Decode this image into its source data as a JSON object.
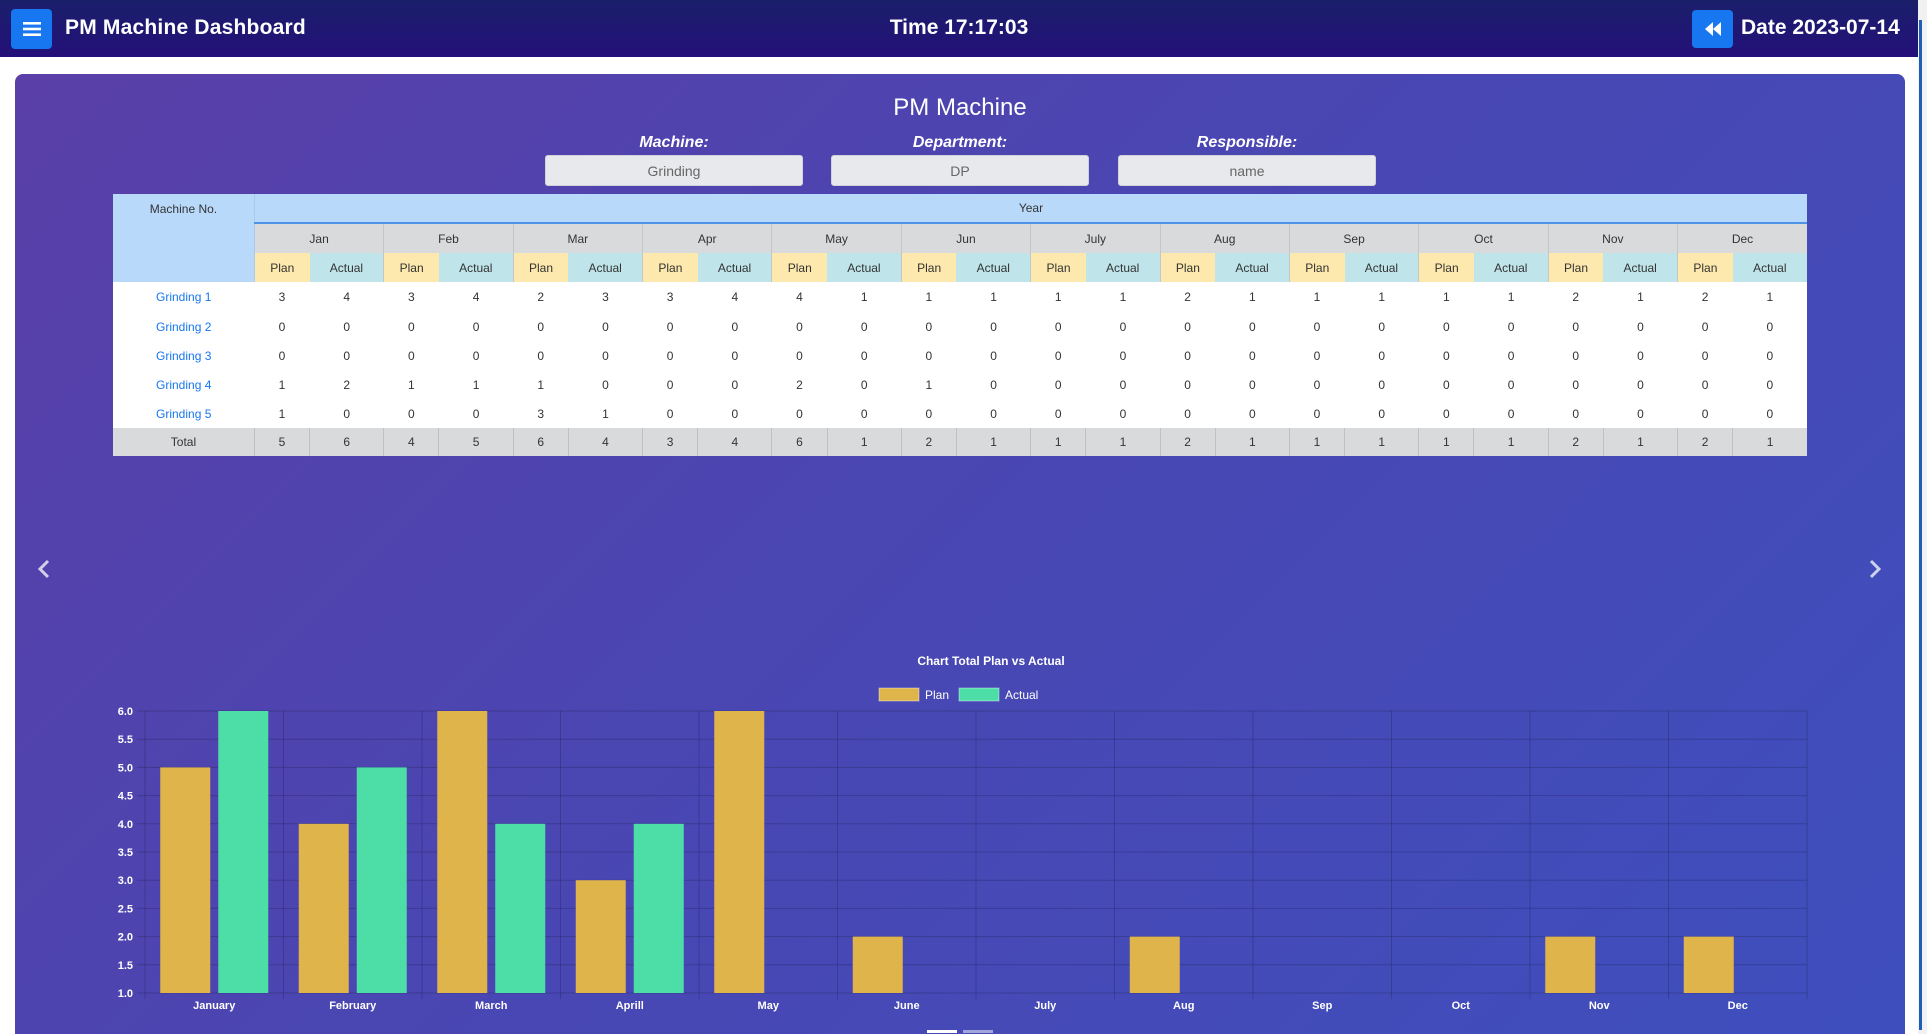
{
  "header": {
    "title": "PM Machine Dashboard",
    "time": "Time 17:17:03",
    "date": "Date 2023-07-14"
  },
  "panel": {
    "title": "PM Machine",
    "filters": [
      {
        "label": "Machine:",
        "value": "Grinding"
      },
      {
        "label": "Department:",
        "value": "DP"
      },
      {
        "label": "Responsible:",
        "value": "name"
      }
    ]
  },
  "table": {
    "machine_header": "Machine No.",
    "year_header": "Year",
    "plan_label": "Plan",
    "actual_label": "Actual",
    "total_label": "Total",
    "months": [
      "Jan",
      "Feb",
      "Mar",
      "Apr",
      "May",
      "Jun",
      "July",
      "Aug",
      "Sep",
      "Oct",
      "Nov",
      "Dec"
    ],
    "rows": [
      {
        "name": "Grinding 1",
        "values": [
          3,
          4,
          3,
          4,
          2,
          3,
          3,
          4,
          4,
          1,
          1,
          1,
          1,
          1,
          2,
          1,
          1,
          1,
          1,
          1,
          2,
          1,
          2,
          1
        ]
      },
      {
        "name": "Grinding 2",
        "values": [
          0,
          0,
          0,
          0,
          0,
          0,
          0,
          0,
          0,
          0,
          0,
          0,
          0,
          0,
          0,
          0,
          0,
          0,
          0,
          0,
          0,
          0,
          0,
          0
        ]
      },
      {
        "name": "Grinding 3",
        "values": [
          0,
          0,
          0,
          0,
          0,
          0,
          0,
          0,
          0,
          0,
          0,
          0,
          0,
          0,
          0,
          0,
          0,
          0,
          0,
          0,
          0,
          0,
          0,
          0
        ]
      },
      {
        "name": "Grinding 4",
        "values": [
          1,
          2,
          1,
          1,
          1,
          0,
          0,
          0,
          2,
          0,
          1,
          0,
          0,
          0,
          0,
          0,
          0,
          0,
          0,
          0,
          0,
          0,
          0,
          0
        ]
      },
      {
        "name": "Grinding 5",
        "values": [
          1,
          0,
          0,
          0,
          3,
          1,
          0,
          0,
          0,
          0,
          0,
          0,
          0,
          0,
          0,
          0,
          0,
          0,
          0,
          0,
          0,
          0,
          0,
          0
        ]
      }
    ],
    "totals": [
      5,
      6,
      4,
      5,
      6,
      4,
      3,
      4,
      6,
      1,
      2,
      1,
      1,
      1,
      2,
      1,
      1,
      1,
      1,
      1,
      2,
      1,
      2,
      1
    ]
  },
  "colors": {
    "plan": "#dfb44b",
    "actual": "#4ddea8",
    "link": "#1777f1",
    "button": "#1777f1"
  },
  "icons": {
    "menu": "hamburger-icon",
    "back": "rewind-icon",
    "prev": "chevron-left-icon",
    "next": "chevron-right-icon"
  },
  "chart_data": {
    "type": "bar",
    "title": "Chart Total Plan vs Actual",
    "categories": [
      "January",
      "February",
      "March",
      "Aprill",
      "May",
      "June",
      "July",
      "Aug",
      "Sep",
      "Oct",
      "Nov",
      "Dec"
    ],
    "series": [
      {
        "name": "Plan",
        "values": [
          5,
          4,
          6,
          3,
          6,
          2,
          1,
          2,
          1,
          1,
          2,
          2
        ]
      },
      {
        "name": "Actual",
        "values": [
          6,
          5,
          4,
          4,
          1,
          1,
          1,
          1,
          1,
          1,
          1,
          1
        ]
      }
    ],
    "ylim": [
      1.0,
      6.0
    ],
    "yticks": [
      "6.0",
      "5.5",
      "5.0",
      "4.5",
      "4.0",
      "3.5",
      "3.0",
      "2.5",
      "2.0",
      "1.5",
      "1.0"
    ],
    "grid": true,
    "legend": "top"
  }
}
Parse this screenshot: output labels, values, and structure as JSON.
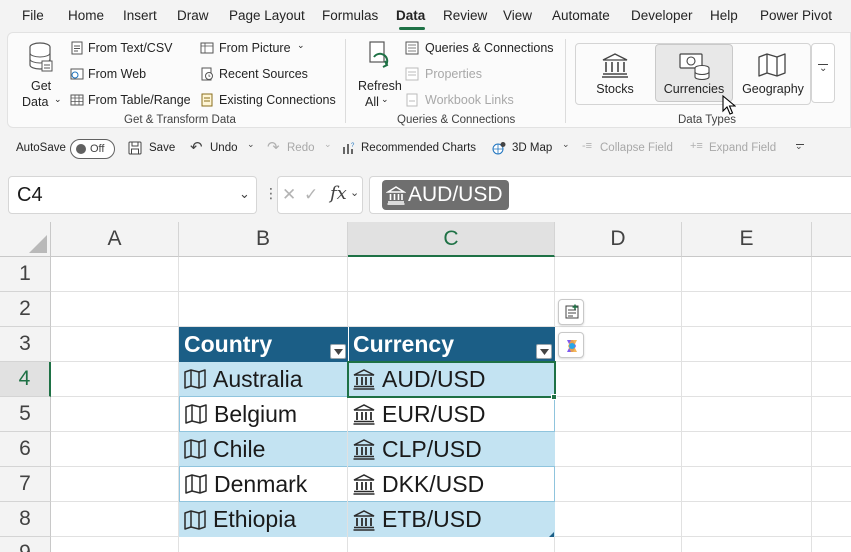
{
  "menu": {
    "tabs": [
      "File",
      "Home",
      "Insert",
      "Draw",
      "Page Layout",
      "Formulas",
      "Data",
      "Review",
      "View",
      "Automate",
      "Developer",
      "Help",
      "Power Pivot"
    ],
    "active": "Data"
  },
  "ribbon": {
    "get_data": {
      "line1": "Get",
      "line2": "Data"
    },
    "from_text_csv": "From Text/CSV",
    "from_web": "From Web",
    "from_table_range": "From Table/Range",
    "from_picture": "From Picture",
    "recent_sources": "Recent Sources",
    "existing_connections": "Existing Connections",
    "get_transform_label": "Get & Transform Data",
    "refresh": {
      "line1": "Refresh",
      "line2": "All"
    },
    "queries_connections": "Queries & Connections",
    "properties": "Properties",
    "workbook_links": "Workbook Links",
    "queries_label": "Queries & Connections",
    "stocks": "Stocks",
    "currencies": "Currencies",
    "geography": "Geography",
    "data_types_label": "Data Types"
  },
  "qat": {
    "autosave": "AutoSave",
    "autosave_state": "Off",
    "save": "Save",
    "undo": "Undo",
    "redo": "Redo",
    "recommended_charts": "Recommended Charts",
    "map_3d": "3D Map",
    "collapse_field": "Collapse Field",
    "expand_field": "Expand Field"
  },
  "formula_bar": {
    "name_box": "C4",
    "formula_value": "AUD/USD"
  },
  "grid": {
    "columns": [
      "A",
      "B",
      "C",
      "D",
      "E"
    ],
    "rows": [
      "1",
      "2",
      "3",
      "4",
      "5",
      "6",
      "7",
      "8",
      "9"
    ],
    "table": {
      "headers": [
        "Country",
        "Currency"
      ],
      "rows": [
        {
          "country": "Australia",
          "currency": "AUD/USD"
        },
        {
          "country": "Belgium",
          "currency": "EUR/USD"
        },
        {
          "country": "Chile",
          "currency": "CLP/USD"
        },
        {
          "country": "Denmark",
          "currency": "DKK/USD"
        },
        {
          "country": "Ethiopia",
          "currency": "ETB/USD"
        }
      ]
    }
  },
  "colors": {
    "accent": "#1e7145",
    "table_header": "#1b5e86",
    "table_band": "#c3e3f2"
  }
}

- _Aim of the task_
Print the whole listing above once more, word for word, without its pictures.

- _Written solution_
Decode this image into its source data as a JSON object.
{
  "header": {
    "title": "PM Machine Dashboard",
    "time": "Time 17:17:03",
    "date": "Date 2023-07-14"
  },
  "panel": {
    "title": "PM Machine",
    "filters": [
      {
        "label": "Machine:",
        "value": "Grinding"
      },
      {
        "label": "Department:",
        "value": "DP"
      },
      {
        "label": "Responsible:",
        "value": "name"
      }
    ]
  },
  "table": {
    "machine_header": "Machine No.",
    "year_header": "Year",
    "plan_label": "Plan",
    "actual_label": "Actual",
    "total_label": "Total",
    "months": [
      "Jan",
      "Feb",
      "Mar",
      "Apr",
      "May",
      "Jun",
      "July",
      "Aug",
      "Sep",
      "Oct",
      "Nov",
      "Dec"
    ],
    "rows": [
      {
        "name": "Grinding 1",
        "values": [
          3,
          4,
          3,
          4,
          2,
          3,
          3,
          4,
          4,
          1,
          1,
          1,
          1,
          1,
          2,
          1,
          1,
          1,
          1,
          1,
          2,
          1,
          2,
          1
        ]
      },
      {
        "name": "Grinding 2",
        "values": [
          0,
          0,
          0,
          0,
          0,
          0,
          0,
          0,
          0,
          0,
          0,
          0,
          0,
          0,
          0,
          0,
          0,
          0,
          0,
          0,
          0,
          0,
          0,
          0
        ]
      },
      {
        "name": "Grinding 3",
        "values": [
          0,
          0,
          0,
          0,
          0,
          0,
          0,
          0,
          0,
          0,
          0,
          0,
          0,
          0,
          0,
          0,
          0,
          0,
          0,
          0,
          0,
          0,
          0,
          0
        ]
      },
      {
        "name": "Grinding 4",
        "values": [
          1,
          2,
          1,
          1,
          1,
          0,
          0,
          0,
          2,
          0,
          1,
          0,
          0,
          0,
          0,
          0,
          0,
          0,
          0,
          0,
          0,
          0,
          0,
          0
        ]
      },
      {
        "name": "Grinding 5",
        "values": [
          1,
          0,
          0,
          0,
          3,
          1,
          0,
          0,
          0,
          0,
          0,
          0,
          0,
          0,
          0,
          0,
          0,
          0,
          0,
          0,
          0,
          0,
          0,
          0
        ]
      }
    ],
    "totals": [
      5,
      6,
      4,
      5,
      6,
      4,
      3,
      4,
      6,
      1,
      2,
      1,
      1,
      1,
      2,
      1,
      1,
      1,
      1,
      1,
      2,
      1,
      2,
      1
    ]
  },
  "colors": {
    "plan": "#dfb44b",
    "actual": "#4ddea8",
    "link": "#1777f1",
    "button": "#1777f1"
  },
  "icons": {
    "menu": "hamburger-icon",
    "back": "rewind-icon",
    "prev": "chevron-left-icon",
    "next": "chevron-right-icon"
  },
  "chart_data": {
    "type": "bar",
    "title": "Chart Total Plan vs Actual",
    "categories": [
      "January",
      "February",
      "March",
      "Aprill",
      "May",
      "June",
      "July",
      "Aug",
      "Sep",
      "Oct",
      "Nov",
      "Dec"
    ],
    "series": [
      {
        "name": "Plan",
        "values": [
          5,
          4,
          6,
          3,
          6,
          2,
          1,
          2,
          1,
          1,
          2,
          2
        ]
      },
      {
        "name": "Actual",
        "values": [
          6,
          5,
          4,
          4,
          1,
          1,
          1,
          1,
          1,
          1,
          1,
          1
        ]
      }
    ],
    "ylim": [
      1.0,
      6.0
    ],
    "yticks": [
      "6.0",
      "5.5",
      "5.0",
      "4.5",
      "4.0",
      "3.5",
      "3.0",
      "2.5",
      "2.0",
      "1.5",
      "1.0"
    ],
    "grid": true,
    "legend": "top"
  }
}
Parse this screenshot: output labels, values, and structure as JSON.
{
  "menu": {
    "tabs": [
      "File",
      "Home",
      "Insert",
      "Draw",
      "Page Layout",
      "Formulas",
      "Data",
      "Review",
      "View",
      "Automate",
      "Developer",
      "Help",
      "Power Pivot"
    ],
    "active": "Data"
  },
  "ribbon": {
    "get_data": {
      "line1": "Get",
      "line2": "Data"
    },
    "from_text_csv": "From Text/CSV",
    "from_web": "From Web",
    "from_table_range": "From Table/Range",
    "from_picture": "From Picture",
    "recent_sources": "Recent Sources",
    "existing_connections": "Existing Connections",
    "get_transform_label": "Get & Transform Data",
    "refresh": {
      "line1": "Refresh",
      "line2": "All"
    },
    "queries_connections": "Queries & Connections",
    "properties": "Properties",
    "workbook_links": "Workbook Links",
    "queries_label": "Queries & Connections",
    "stocks": "Stocks",
    "currencies": "Currencies",
    "geography": "Geography",
    "data_types_label": "Data Types"
  },
  "qat": {
    "autosave": "AutoSave",
    "autosave_state": "Off",
    "save": "Save",
    "undo": "Undo",
    "redo": "Redo",
    "recommended_charts": "Recommended Charts",
    "map_3d": "3D Map",
    "collapse_field": "Collapse Field",
    "expand_field": "Expand Field"
  },
  "formula_bar": {
    "name_box": "C4",
    "formula_value": "AUD/USD"
  },
  "grid": {
    "columns": [
      "A",
      "B",
      "C",
      "D",
      "E"
    ],
    "rows": [
      "1",
      "2",
      "3",
      "4",
      "5",
      "6",
      "7",
      "8",
      "9"
    ],
    "table": {
      "headers": [
        "Country",
        "Currency"
      ],
      "rows": [
        {
          "country": "Australia",
          "currency": "AUD/USD"
        },
        {
          "country": "Belgium",
          "currency": "EUR/USD"
        },
        {
          "country": "Chile",
          "currency": "CLP/USD"
        },
        {
          "country": "Denmark",
          "currency": "DKK/USD"
        },
        {
          "country": "Ethiopia",
          "currency": "ETB/USD"
        }
      ]
    }
  },
  "colors": {
    "accent": "#1e7145",
    "table_header": "#1b5e86",
    "table_band": "#c3e3f2"
  }
}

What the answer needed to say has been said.